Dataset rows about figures
· · ·

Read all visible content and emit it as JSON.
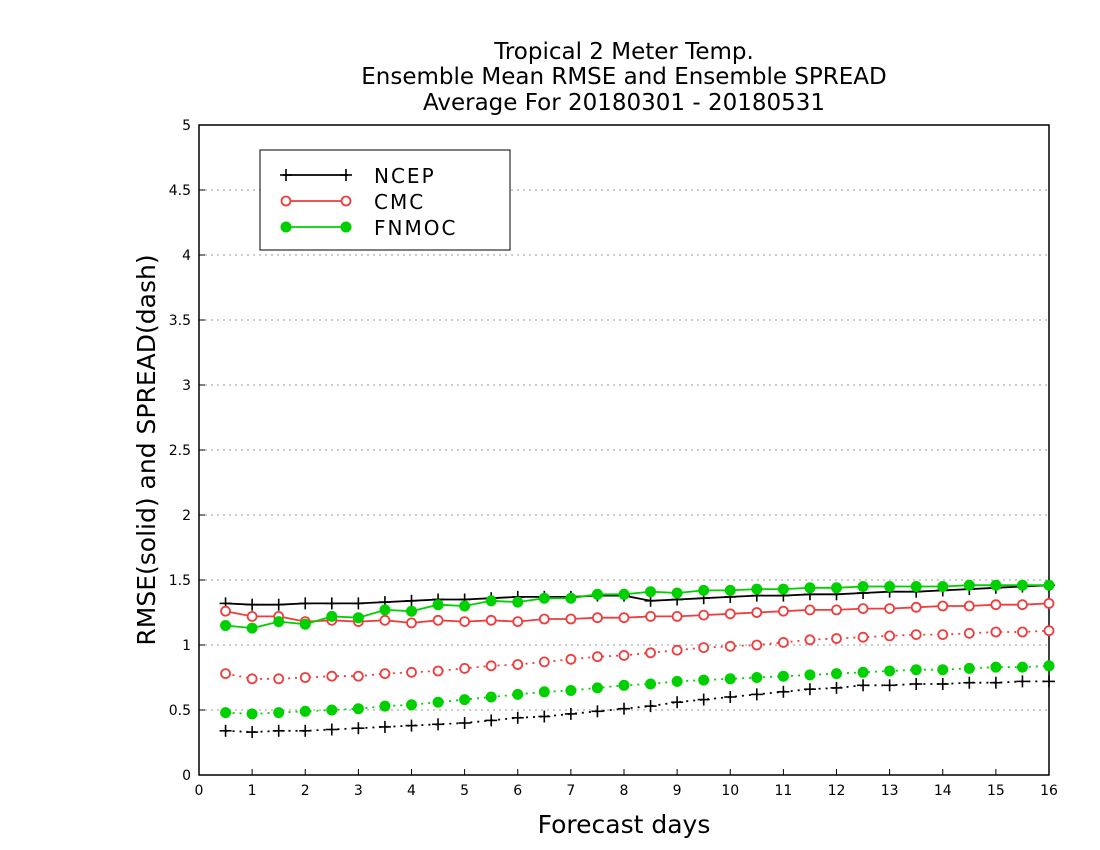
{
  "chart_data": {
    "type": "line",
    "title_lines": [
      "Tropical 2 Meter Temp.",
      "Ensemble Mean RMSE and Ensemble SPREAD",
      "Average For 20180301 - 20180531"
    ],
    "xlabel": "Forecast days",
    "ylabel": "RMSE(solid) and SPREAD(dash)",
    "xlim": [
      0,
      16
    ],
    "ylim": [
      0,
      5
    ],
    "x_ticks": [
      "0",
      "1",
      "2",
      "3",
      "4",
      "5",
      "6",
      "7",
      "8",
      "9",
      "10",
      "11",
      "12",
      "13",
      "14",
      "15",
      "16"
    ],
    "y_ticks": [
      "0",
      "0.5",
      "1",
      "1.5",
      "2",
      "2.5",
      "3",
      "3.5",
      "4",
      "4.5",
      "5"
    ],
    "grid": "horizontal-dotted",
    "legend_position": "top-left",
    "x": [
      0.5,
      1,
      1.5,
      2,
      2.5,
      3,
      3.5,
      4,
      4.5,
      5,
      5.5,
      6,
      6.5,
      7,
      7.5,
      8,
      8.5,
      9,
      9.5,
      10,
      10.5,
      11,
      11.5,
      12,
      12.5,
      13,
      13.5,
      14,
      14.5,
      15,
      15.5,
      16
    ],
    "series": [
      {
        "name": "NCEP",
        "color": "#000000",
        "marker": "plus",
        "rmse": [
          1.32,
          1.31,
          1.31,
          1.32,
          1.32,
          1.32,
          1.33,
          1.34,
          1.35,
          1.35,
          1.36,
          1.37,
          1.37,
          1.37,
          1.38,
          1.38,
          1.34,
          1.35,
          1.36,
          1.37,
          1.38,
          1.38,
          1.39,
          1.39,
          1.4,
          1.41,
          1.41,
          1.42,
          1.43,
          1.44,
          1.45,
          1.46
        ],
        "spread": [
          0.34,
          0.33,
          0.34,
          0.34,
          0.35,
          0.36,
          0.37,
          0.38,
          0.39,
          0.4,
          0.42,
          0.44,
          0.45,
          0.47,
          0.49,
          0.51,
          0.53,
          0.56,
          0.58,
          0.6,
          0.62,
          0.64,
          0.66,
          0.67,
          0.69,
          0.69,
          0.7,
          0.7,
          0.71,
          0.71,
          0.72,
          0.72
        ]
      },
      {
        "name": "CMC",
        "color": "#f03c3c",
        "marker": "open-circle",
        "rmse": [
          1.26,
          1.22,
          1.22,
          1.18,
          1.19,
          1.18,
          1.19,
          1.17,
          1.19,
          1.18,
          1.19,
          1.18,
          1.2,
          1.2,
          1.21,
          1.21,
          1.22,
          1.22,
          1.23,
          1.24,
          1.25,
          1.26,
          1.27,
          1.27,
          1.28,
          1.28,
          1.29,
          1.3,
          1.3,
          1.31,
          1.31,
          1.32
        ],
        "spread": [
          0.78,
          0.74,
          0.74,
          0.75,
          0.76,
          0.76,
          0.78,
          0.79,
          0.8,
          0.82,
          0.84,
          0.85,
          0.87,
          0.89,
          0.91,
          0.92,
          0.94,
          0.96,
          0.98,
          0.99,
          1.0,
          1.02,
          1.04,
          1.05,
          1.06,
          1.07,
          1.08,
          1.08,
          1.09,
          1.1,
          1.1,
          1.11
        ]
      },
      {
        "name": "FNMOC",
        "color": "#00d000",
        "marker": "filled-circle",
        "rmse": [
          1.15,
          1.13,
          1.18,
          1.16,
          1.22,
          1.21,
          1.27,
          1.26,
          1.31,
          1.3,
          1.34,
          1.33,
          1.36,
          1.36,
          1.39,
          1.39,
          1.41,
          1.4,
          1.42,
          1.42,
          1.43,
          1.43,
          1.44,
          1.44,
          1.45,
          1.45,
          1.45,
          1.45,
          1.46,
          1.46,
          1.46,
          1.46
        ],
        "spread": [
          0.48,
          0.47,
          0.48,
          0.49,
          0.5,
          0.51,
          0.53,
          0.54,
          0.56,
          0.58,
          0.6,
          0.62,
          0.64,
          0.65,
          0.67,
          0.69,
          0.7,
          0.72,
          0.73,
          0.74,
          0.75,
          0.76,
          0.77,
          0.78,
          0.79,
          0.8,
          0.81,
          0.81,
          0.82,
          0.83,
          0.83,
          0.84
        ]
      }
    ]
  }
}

· · ·

Your task. Return the records exactly. Don't carry the pictures over.

Solution to this task.
Read all visible content and emit it as JSON.
{
  "chart_data": {
    "type": "line",
    "title_lines": [
      "Tropical 2 Meter Temp.",
      "Ensemble Mean RMSE and Ensemble SPREAD",
      "Average For 20180301 - 20180531"
    ],
    "xlabel": "Forecast days",
    "ylabel": "RMSE(solid) and SPREAD(dash)",
    "xlim": [
      0,
      16
    ],
    "ylim": [
      0,
      5
    ],
    "x_ticks": [
      "0",
      "1",
      "2",
      "3",
      "4",
      "5",
      "6",
      "7",
      "8",
      "9",
      "10",
      "11",
      "12",
      "13",
      "14",
      "15",
      "16"
    ],
    "y_ticks": [
      "0",
      "0.5",
      "1",
      "1.5",
      "2",
      "2.5",
      "3",
      "3.5",
      "4",
      "4.5",
      "5"
    ],
    "grid": "horizontal-dotted",
    "legend_position": "top-left",
    "x": [
      0.5,
      1,
      1.5,
      2,
      2.5,
      3,
      3.5,
      4,
      4.5,
      5,
      5.5,
      6,
      6.5,
      7,
      7.5,
      8,
      8.5,
      9,
      9.5,
      10,
      10.5,
      11,
      11.5,
      12,
      12.5,
      13,
      13.5,
      14,
      14.5,
      15,
      15.5,
      16
    ],
    "series": [
      {
        "name": "NCEP",
        "color": "#000000",
        "marker": "plus",
        "rmse": [
          1.32,
          1.31,
          1.31,
          1.32,
          1.32,
          1.32,
          1.33,
          1.34,
          1.35,
          1.35,
          1.36,
          1.37,
          1.37,
          1.37,
          1.38,
          1.38,
          1.34,
          1.35,
          1.36,
          1.37,
          1.38,
          1.38,
          1.39,
          1.39,
          1.4,
          1.41,
          1.41,
          1.42,
          1.43,
          1.44,
          1.45,
          1.46
        ],
        "spread": [
          0.34,
          0.33,
          0.34,
          0.34,
          0.35,
          0.36,
          0.37,
          0.38,
          0.39,
          0.4,
          0.42,
          0.44,
          0.45,
          0.47,
          0.49,
          0.51,
          0.53,
          0.56,
          0.58,
          0.6,
          0.62,
          0.64,
          0.66,
          0.67,
          0.69,
          0.69,
          0.7,
          0.7,
          0.71,
          0.71,
          0.72,
          0.72
        ]
      },
      {
        "name": "CMC",
        "color": "#f03c3c",
        "marker": "open-circle",
        "rmse": [
          1.26,
          1.22,
          1.22,
          1.18,
          1.19,
          1.18,
          1.19,
          1.17,
          1.19,
          1.18,
          1.19,
          1.18,
          1.2,
          1.2,
          1.21,
          1.21,
          1.22,
          1.22,
          1.23,
          1.24,
          1.25,
          1.26,
          1.27,
          1.27,
          1.28,
          1.28,
          1.29,
          1.3,
          1.3,
          1.31,
          1.31,
          1.32
        ],
        "spread": [
          0.78,
          0.74,
          0.74,
          0.75,
          0.76,
          0.76,
          0.78,
          0.79,
          0.8,
          0.82,
          0.84,
          0.85,
          0.87,
          0.89,
          0.91,
          0.92,
          0.94,
          0.96,
          0.98,
          0.99,
          1.0,
          1.02,
          1.04,
          1.05,
          1.06,
          1.07,
          1.08,
          1.08,
          1.09,
          1.1,
          1.1,
          1.11
        ]
      },
      {
        "name": "FNMOC",
        "color": "#00d000",
        "marker": "filled-circle",
        "rmse": [
          1.15,
          1.13,
          1.18,
          1.16,
          1.22,
          1.21,
          1.27,
          1.26,
          1.31,
          1.3,
          1.34,
          1.33,
          1.36,
          1.36,
          1.39,
          1.39,
          1.41,
          1.4,
          1.42,
          1.42,
          1.43,
          1.43,
          1.44,
          1.44,
          1.45,
          1.45,
          1.45,
          1.45,
          1.46,
          1.46,
          1.46,
          1.46
        ],
        "spread": [
          0.48,
          0.47,
          0.48,
          0.49,
          0.5,
          0.51,
          0.53,
          0.54,
          0.56,
          0.58,
          0.6,
          0.62,
          0.64,
          0.65,
          0.67,
          0.69,
          0.7,
          0.72,
          0.73,
          0.74,
          0.75,
          0.76,
          0.77,
          0.78,
          0.79,
          0.8,
          0.81,
          0.81,
          0.82,
          0.83,
          0.83,
          0.84
        ]
      }
    ]
  }
}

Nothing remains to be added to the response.